--- begin Data section ---
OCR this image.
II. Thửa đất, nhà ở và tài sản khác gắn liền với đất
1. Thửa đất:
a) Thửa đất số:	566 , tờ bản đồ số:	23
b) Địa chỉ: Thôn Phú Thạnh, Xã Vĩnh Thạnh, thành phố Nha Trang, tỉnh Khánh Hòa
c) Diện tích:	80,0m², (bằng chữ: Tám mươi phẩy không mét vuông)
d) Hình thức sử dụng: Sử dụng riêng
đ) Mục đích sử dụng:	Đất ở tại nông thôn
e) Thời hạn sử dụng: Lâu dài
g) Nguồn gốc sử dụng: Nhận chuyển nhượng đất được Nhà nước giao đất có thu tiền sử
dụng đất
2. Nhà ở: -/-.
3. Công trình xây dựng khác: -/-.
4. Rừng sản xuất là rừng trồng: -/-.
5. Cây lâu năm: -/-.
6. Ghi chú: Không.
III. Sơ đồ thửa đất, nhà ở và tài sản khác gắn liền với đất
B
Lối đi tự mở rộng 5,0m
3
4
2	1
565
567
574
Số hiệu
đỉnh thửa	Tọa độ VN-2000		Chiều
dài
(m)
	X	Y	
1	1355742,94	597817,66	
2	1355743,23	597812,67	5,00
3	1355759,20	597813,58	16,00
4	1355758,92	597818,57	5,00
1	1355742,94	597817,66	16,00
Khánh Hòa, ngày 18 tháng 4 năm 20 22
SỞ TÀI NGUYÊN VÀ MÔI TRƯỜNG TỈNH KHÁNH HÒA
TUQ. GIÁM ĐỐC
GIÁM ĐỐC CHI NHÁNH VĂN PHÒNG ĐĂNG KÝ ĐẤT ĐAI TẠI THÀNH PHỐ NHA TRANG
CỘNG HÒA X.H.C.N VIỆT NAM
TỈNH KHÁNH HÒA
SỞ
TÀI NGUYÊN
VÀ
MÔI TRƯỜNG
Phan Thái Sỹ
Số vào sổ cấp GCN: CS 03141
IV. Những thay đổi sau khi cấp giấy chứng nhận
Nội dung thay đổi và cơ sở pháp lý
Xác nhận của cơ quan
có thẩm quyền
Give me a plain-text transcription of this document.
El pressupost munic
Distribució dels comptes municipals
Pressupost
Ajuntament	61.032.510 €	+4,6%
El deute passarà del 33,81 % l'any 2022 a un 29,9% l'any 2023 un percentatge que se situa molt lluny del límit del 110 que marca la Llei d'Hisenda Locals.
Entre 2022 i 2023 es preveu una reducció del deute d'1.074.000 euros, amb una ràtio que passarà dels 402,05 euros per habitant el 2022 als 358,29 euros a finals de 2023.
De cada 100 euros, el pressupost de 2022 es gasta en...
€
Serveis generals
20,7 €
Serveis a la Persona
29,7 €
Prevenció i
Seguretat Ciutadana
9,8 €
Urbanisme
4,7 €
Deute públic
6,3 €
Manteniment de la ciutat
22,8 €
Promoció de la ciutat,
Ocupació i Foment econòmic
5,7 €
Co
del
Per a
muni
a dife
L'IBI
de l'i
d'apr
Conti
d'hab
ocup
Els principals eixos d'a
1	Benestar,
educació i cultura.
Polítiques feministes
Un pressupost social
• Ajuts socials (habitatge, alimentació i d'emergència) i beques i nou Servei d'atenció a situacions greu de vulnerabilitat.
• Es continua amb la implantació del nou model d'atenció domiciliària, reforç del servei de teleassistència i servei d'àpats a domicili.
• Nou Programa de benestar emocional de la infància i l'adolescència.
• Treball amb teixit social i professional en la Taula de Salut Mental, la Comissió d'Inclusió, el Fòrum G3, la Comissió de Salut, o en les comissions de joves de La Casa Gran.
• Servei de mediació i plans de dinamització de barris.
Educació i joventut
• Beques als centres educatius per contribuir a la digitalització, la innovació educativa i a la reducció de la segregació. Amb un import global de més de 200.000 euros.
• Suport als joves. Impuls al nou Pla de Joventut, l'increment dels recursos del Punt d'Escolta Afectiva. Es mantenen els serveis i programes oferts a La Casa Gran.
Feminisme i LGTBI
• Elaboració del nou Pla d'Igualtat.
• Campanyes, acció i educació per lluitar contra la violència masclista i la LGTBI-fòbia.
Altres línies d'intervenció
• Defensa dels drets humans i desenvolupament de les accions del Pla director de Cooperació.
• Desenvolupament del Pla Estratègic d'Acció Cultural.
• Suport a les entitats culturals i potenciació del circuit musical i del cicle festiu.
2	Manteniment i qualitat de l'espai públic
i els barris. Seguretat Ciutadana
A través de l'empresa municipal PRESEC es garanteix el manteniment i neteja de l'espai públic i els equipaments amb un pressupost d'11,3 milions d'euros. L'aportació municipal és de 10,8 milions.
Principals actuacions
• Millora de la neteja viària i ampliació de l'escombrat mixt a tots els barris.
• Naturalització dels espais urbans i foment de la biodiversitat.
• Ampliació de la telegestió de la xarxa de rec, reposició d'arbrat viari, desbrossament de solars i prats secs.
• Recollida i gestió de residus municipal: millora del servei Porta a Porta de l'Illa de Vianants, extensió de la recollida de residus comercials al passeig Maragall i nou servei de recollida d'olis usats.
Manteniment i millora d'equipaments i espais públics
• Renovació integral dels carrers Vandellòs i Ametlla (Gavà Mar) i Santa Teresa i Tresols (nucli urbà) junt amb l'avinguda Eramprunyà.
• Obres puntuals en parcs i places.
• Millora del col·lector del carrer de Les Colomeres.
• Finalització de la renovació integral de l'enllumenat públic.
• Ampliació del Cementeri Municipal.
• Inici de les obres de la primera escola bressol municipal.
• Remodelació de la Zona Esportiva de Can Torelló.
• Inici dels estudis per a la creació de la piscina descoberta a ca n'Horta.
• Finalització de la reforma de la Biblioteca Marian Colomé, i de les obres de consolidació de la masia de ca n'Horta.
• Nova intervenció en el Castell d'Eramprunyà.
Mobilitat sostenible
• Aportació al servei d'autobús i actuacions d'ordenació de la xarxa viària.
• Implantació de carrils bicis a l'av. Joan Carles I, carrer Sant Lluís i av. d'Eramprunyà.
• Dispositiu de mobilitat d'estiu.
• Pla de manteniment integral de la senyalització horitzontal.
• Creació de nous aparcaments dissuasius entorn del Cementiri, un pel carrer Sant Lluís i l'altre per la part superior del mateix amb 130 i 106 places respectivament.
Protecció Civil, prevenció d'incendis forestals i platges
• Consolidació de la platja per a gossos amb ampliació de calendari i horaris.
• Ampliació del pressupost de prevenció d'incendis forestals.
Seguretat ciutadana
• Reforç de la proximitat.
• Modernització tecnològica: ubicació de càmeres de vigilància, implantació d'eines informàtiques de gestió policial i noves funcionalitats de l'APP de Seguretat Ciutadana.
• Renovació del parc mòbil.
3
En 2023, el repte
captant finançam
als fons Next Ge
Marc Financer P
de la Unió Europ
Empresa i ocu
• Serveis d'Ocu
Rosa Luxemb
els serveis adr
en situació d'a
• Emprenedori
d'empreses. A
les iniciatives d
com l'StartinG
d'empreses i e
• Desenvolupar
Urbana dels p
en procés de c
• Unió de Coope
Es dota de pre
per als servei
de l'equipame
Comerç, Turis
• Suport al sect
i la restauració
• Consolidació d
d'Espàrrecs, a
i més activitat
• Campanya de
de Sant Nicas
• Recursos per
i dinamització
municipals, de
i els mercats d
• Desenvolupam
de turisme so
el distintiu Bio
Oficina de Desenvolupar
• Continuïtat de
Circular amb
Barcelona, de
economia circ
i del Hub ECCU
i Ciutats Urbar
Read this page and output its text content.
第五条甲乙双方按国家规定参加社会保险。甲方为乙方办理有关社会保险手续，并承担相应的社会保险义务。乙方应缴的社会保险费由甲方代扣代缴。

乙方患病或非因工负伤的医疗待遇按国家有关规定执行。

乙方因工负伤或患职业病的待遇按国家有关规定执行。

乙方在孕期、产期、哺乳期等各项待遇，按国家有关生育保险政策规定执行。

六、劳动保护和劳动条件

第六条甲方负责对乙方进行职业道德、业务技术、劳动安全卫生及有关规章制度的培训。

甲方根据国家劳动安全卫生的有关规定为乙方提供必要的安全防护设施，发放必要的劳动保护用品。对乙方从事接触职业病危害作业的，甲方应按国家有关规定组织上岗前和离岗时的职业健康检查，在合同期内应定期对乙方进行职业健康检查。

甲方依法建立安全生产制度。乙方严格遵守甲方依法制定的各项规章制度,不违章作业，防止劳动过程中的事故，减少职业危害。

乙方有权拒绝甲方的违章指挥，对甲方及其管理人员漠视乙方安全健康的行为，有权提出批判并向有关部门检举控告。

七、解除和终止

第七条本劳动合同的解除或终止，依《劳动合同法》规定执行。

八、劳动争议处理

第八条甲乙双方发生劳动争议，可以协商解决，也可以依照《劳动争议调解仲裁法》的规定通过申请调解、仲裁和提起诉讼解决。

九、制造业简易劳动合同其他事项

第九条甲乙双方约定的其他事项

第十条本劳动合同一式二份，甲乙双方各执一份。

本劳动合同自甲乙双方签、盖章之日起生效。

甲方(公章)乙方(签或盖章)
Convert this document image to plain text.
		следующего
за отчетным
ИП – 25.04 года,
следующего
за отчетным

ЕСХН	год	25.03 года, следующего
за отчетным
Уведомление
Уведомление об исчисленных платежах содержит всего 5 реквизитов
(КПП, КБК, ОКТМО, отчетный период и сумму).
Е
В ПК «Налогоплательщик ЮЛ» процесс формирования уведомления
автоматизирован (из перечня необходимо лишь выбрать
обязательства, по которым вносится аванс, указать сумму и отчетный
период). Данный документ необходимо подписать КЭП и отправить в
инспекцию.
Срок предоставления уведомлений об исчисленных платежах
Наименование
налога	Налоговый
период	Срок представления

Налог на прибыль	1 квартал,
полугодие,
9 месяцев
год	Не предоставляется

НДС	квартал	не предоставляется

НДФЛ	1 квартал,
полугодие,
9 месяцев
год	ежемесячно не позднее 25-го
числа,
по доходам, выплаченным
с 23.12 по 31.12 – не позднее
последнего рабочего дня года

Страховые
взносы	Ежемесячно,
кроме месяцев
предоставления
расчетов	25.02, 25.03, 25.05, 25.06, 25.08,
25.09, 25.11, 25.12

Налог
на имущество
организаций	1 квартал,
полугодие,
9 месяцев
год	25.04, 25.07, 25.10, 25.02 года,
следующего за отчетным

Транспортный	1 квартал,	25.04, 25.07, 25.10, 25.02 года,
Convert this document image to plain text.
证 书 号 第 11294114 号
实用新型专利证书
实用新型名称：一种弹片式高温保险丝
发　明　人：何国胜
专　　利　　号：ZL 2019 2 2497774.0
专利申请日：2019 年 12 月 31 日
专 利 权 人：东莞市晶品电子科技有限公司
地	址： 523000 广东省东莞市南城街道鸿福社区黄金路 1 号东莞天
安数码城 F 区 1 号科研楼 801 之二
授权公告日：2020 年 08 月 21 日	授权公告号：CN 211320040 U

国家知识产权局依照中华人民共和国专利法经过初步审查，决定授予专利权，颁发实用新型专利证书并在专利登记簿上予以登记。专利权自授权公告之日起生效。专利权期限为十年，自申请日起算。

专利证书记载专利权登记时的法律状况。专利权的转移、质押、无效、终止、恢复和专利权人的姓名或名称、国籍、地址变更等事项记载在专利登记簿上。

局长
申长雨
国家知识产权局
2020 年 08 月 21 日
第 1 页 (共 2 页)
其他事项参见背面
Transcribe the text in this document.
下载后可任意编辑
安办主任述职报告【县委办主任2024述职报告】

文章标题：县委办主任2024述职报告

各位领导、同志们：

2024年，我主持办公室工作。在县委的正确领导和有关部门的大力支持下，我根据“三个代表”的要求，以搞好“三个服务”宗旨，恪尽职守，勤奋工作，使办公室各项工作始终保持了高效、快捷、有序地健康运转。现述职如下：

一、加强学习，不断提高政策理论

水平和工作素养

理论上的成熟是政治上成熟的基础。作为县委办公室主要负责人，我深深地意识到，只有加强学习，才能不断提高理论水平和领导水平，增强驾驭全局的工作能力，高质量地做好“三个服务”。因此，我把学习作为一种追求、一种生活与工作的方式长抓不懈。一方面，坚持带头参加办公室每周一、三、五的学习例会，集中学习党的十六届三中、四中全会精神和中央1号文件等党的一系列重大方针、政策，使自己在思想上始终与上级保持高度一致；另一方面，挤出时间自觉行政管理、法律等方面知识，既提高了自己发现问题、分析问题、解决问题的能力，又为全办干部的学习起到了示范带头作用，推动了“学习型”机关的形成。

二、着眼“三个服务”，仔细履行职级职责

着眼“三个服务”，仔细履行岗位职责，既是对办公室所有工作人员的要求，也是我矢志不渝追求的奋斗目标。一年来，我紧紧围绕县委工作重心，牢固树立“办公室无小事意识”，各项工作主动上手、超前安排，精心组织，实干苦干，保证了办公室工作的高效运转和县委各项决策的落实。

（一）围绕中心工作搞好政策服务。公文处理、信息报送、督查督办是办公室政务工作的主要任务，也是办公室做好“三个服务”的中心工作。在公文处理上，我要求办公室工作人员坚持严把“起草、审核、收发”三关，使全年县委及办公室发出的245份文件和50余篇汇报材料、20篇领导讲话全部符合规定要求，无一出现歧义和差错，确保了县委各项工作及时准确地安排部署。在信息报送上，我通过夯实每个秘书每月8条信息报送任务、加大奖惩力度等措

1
--- end Data section ---
▶ **Do this**: Which lines in the records above contain the string "incendis"? Copy each one.

▶ **Solution**:
Protecció Civil, prevenció d'incendis forestals i platges
• Ampliació del pressupost de prevenció d'incendis forestals.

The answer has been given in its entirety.